**Given problem:** Reproduce the listing below word for word, with no pictures.

**Record list:**
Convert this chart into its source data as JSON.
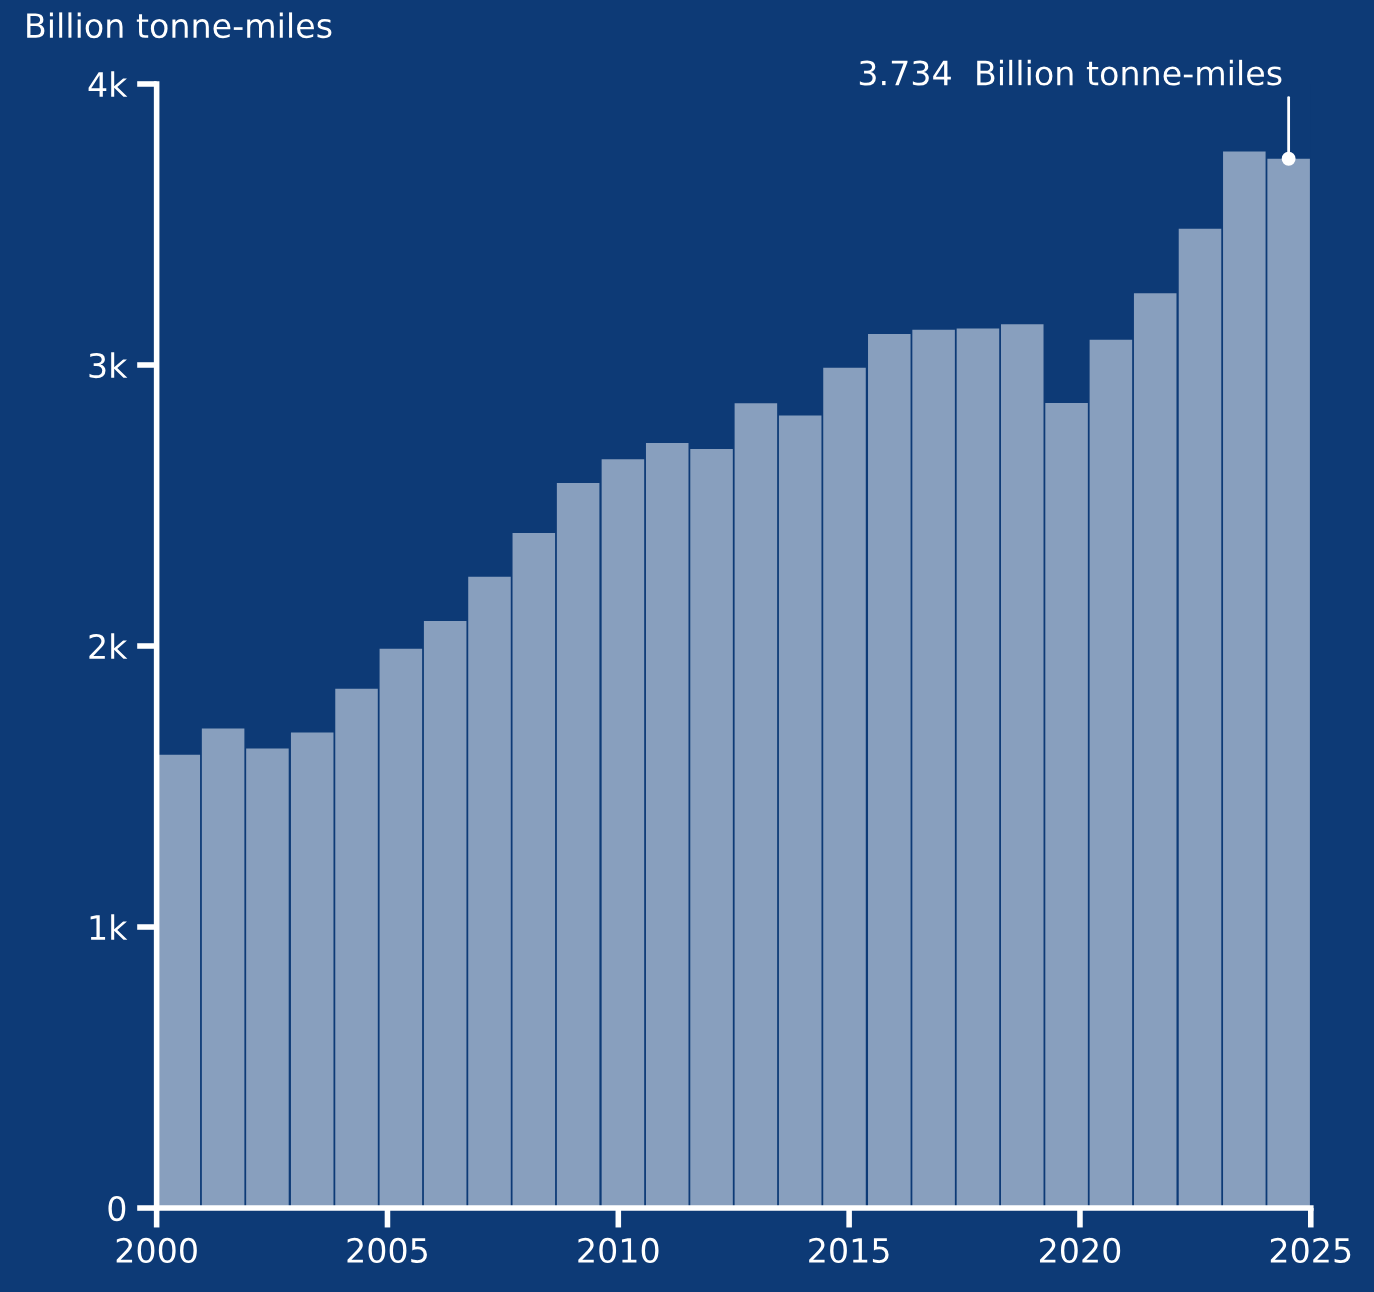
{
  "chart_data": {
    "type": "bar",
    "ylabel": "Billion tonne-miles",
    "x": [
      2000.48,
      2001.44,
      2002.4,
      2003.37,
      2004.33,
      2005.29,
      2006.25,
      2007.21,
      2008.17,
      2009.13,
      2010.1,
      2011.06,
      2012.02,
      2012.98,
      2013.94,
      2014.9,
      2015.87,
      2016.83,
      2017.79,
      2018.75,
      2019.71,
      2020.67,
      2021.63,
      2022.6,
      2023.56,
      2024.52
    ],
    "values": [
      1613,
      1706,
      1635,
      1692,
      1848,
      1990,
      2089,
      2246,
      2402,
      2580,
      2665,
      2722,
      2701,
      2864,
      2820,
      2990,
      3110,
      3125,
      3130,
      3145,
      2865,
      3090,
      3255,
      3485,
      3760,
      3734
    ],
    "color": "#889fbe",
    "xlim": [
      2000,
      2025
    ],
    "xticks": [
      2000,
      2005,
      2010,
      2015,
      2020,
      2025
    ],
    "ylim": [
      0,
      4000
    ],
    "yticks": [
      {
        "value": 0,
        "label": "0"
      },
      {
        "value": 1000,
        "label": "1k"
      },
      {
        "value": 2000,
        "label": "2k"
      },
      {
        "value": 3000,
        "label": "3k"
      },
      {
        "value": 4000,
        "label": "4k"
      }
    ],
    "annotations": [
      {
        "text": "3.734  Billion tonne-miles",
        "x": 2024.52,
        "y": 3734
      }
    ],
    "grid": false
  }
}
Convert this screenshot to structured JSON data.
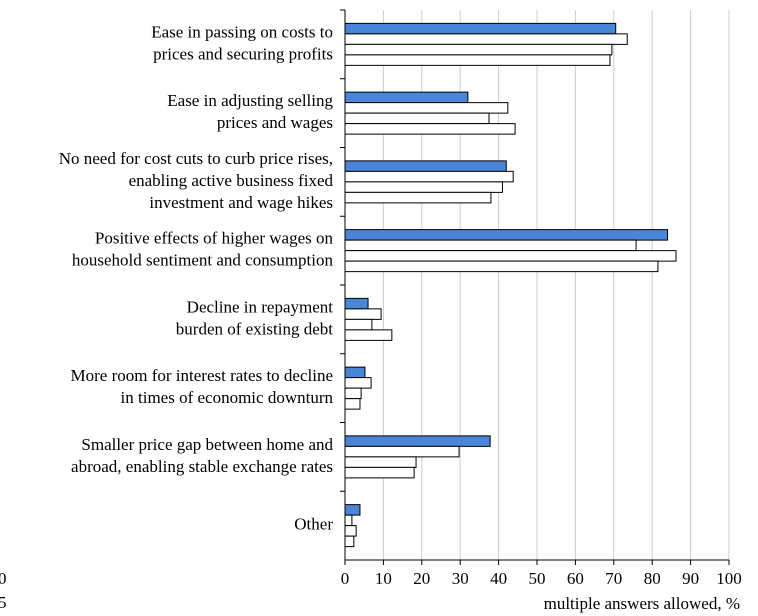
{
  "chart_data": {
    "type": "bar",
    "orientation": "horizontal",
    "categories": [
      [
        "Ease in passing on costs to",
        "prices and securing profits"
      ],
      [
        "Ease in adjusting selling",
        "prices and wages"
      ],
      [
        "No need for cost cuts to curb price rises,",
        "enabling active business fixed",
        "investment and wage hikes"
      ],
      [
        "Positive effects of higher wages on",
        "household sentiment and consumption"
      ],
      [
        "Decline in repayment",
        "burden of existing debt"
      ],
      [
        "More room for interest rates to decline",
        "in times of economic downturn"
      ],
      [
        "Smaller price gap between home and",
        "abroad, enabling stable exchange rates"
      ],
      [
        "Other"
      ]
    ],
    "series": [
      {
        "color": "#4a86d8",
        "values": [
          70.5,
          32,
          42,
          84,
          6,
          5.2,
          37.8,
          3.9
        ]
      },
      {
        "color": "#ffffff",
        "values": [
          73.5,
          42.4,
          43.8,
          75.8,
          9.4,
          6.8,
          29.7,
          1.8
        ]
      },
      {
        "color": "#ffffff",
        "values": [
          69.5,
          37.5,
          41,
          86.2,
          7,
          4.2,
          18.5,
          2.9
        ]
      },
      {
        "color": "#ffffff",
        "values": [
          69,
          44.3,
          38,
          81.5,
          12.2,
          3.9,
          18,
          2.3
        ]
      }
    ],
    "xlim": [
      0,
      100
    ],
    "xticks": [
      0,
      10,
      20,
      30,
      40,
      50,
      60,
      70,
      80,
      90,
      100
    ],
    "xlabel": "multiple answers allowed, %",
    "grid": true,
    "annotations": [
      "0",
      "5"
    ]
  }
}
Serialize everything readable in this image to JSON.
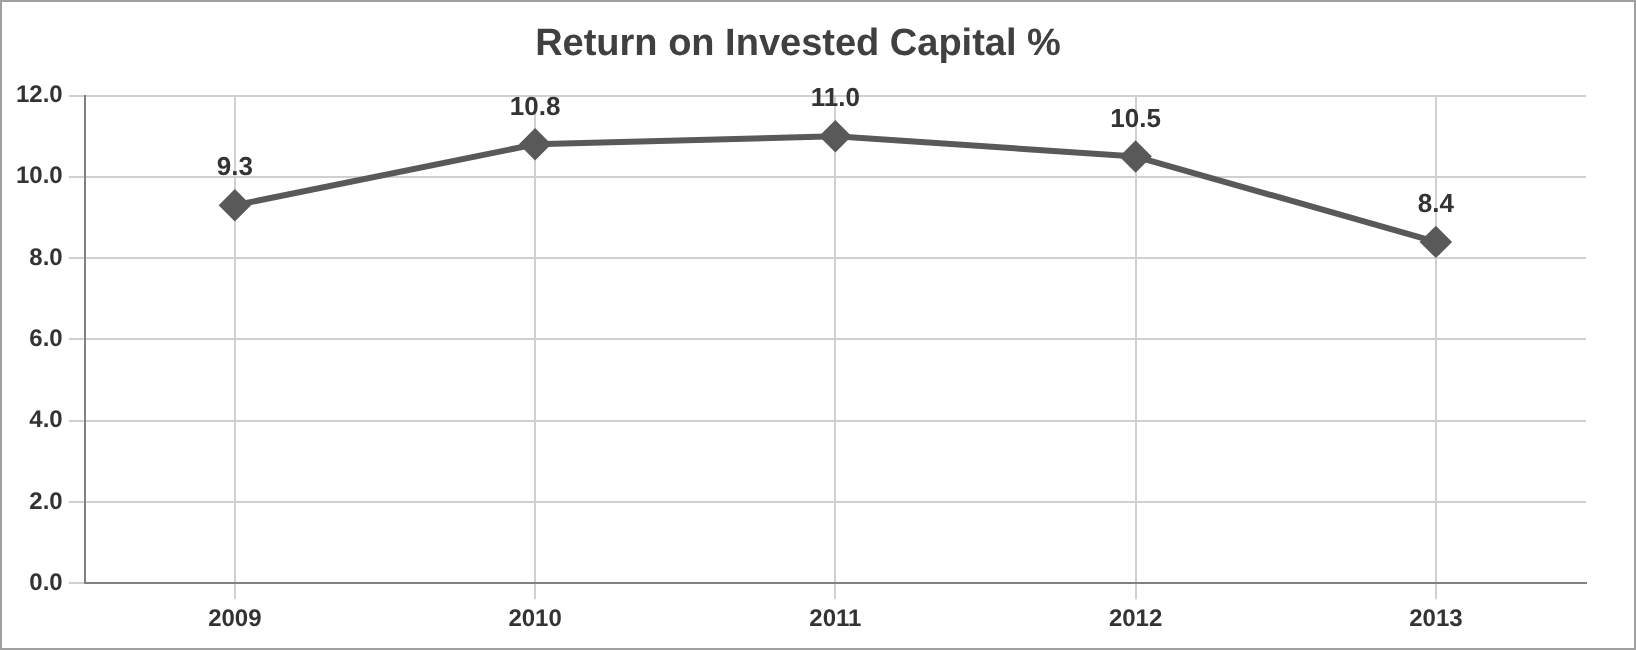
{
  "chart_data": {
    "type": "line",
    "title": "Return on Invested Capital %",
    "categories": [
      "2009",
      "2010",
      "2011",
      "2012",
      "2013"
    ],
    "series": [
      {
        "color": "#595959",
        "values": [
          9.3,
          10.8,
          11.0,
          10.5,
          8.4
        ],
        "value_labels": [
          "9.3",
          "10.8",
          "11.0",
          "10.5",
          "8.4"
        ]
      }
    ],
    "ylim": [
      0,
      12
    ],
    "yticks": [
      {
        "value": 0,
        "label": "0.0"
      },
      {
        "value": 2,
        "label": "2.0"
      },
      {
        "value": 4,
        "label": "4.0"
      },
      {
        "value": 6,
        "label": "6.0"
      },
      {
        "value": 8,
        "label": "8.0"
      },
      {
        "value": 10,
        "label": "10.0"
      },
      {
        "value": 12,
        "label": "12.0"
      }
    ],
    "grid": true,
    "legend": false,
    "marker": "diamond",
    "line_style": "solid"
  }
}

**Solution for this exercise:**
Convert this chart into its source data as JSON.
{
  "chart_data": {
    "type": "bar",
    "ylabel": "Billion tonne-miles",
    "x": [
      2000.48,
      2001.44,
      2002.4,
      2003.37,
      2004.33,
      2005.29,
      2006.25,
      2007.21,
      2008.17,
      2009.13,
      2010.1,
      2011.06,
      2012.02,
      2012.98,
      2013.94,
      2014.9,
      2015.87,
      2016.83,
      2017.79,
      2018.75,
      2019.71,
      2020.67,
      2021.63,
      2022.6,
      2023.56,
      2024.52
    ],
    "values": [
      1613,
      1706,
      1635,
      1692,
      1848,
      1990,
      2089,
      2246,
      2402,
      2580,
      2665,
      2722,
      2701,
      2864,
      2820,
      2990,
      3110,
      3125,
      3130,
      3145,
      2865,
      3090,
      3255,
      3485,
      3760,
      3734
    ],
    "color": "#889fbe",
    "xlim": [
      2000,
      2025
    ],
    "xticks": [
      2000,
      2005,
      2010,
      2015,
      2020,
      2025
    ],
    "ylim": [
      0,
      4000
    ],
    "yticks": [
      {
        "value": 0,
        "label": "0"
      },
      {
        "value": 1000,
        "label": "1k"
      },
      {
        "value": 2000,
        "label": "2k"
      },
      {
        "value": 3000,
        "label": "3k"
      },
      {
        "value": 4000,
        "label": "4k"
      }
    ],
    "annotations": [
      {
        "text": "3.734  Billion tonne-miles",
        "x": 2024.52,
        "y": 3734
      }
    ],
    "grid": false
  }
}
Convert this screenshot to structured JSON data.
{
  "chart_data": {
    "type": "bar",
    "orientation": "horizontal",
    "categories": [
      [
        "Ease in passing on costs to",
        "prices and securing profits"
      ],
      [
        "Ease in adjusting selling",
        "prices and wages"
      ],
      [
        "No need for cost cuts to curb price rises,",
        "enabling active business fixed",
        "investment and wage hikes"
      ],
      [
        "Positive effects of higher wages on",
        "household sentiment and consumption"
      ],
      [
        "Decline in repayment",
        "burden of existing debt"
      ],
      [
        "More room for interest rates to decline",
        "in times of economic downturn"
      ],
      [
        "Smaller price gap between home and",
        "abroad, enabling stable exchange rates"
      ],
      [
        "Other"
      ]
    ],
    "series": [
      {
        "color": "#4a86d8",
        "values": [
          70.5,
          32,
          42,
          84,
          6,
          5.2,
          37.8,
          3.9
        ]
      },
      {
        "color": "#ffffff",
        "values": [
          73.5,
          42.4,
          43.8,
          75.8,
          9.4,
          6.8,
          29.7,
          1.8
        ]
      },
      {
        "color": "#ffffff",
        "values": [
          69.5,
          37.5,
          41,
          86.2,
          7,
          4.2,
          18.5,
          2.9
        ]
      },
      {
        "color": "#ffffff",
        "values": [
          69,
          44.3,
          38,
          81.5,
          12.2,
          3.9,
          18,
          2.3
        ]
      }
    ],
    "xlim": [
      0,
      100
    ],
    "xticks": [
      0,
      10,
      20,
      30,
      40,
      50,
      60,
      70,
      80,
      90,
      100
    ],
    "xlabel": "multiple answers allowed, %",
    "grid": true,
    "annotations": [
      "0",
      "5"
    ]
  }
}
Serialize everything readable in this image to JSON.
{
  "chart_data": {
    "type": "line",
    "title": "Return on Invested Capital %",
    "categories": [
      "2009",
      "2010",
      "2011",
      "2012",
      "2013"
    ],
    "series": [
      {
        "color": "#595959",
        "values": [
          9.3,
          10.8,
          11.0,
          10.5,
          8.4
        ],
        "value_labels": [
          "9.3",
          "10.8",
          "11.0",
          "10.5",
          "8.4"
        ]
      }
    ],
    "ylim": [
      0,
      12
    ],
    "yticks": [
      {
        "value": 0,
        "label": "0.0"
      },
      {
        "value": 2,
        "label": "2.0"
      },
      {
        "value": 4,
        "label": "4.0"
      },
      {
        "value": 6,
        "label": "6.0"
      },
      {
        "value": 8,
        "label": "8.0"
      },
      {
        "value": 10,
        "label": "10.0"
      },
      {
        "value": 12,
        "label": "12.0"
      }
    ],
    "grid": true,
    "legend": false,
    "marker": "diamond",
    "line_style": "solid"
  }
}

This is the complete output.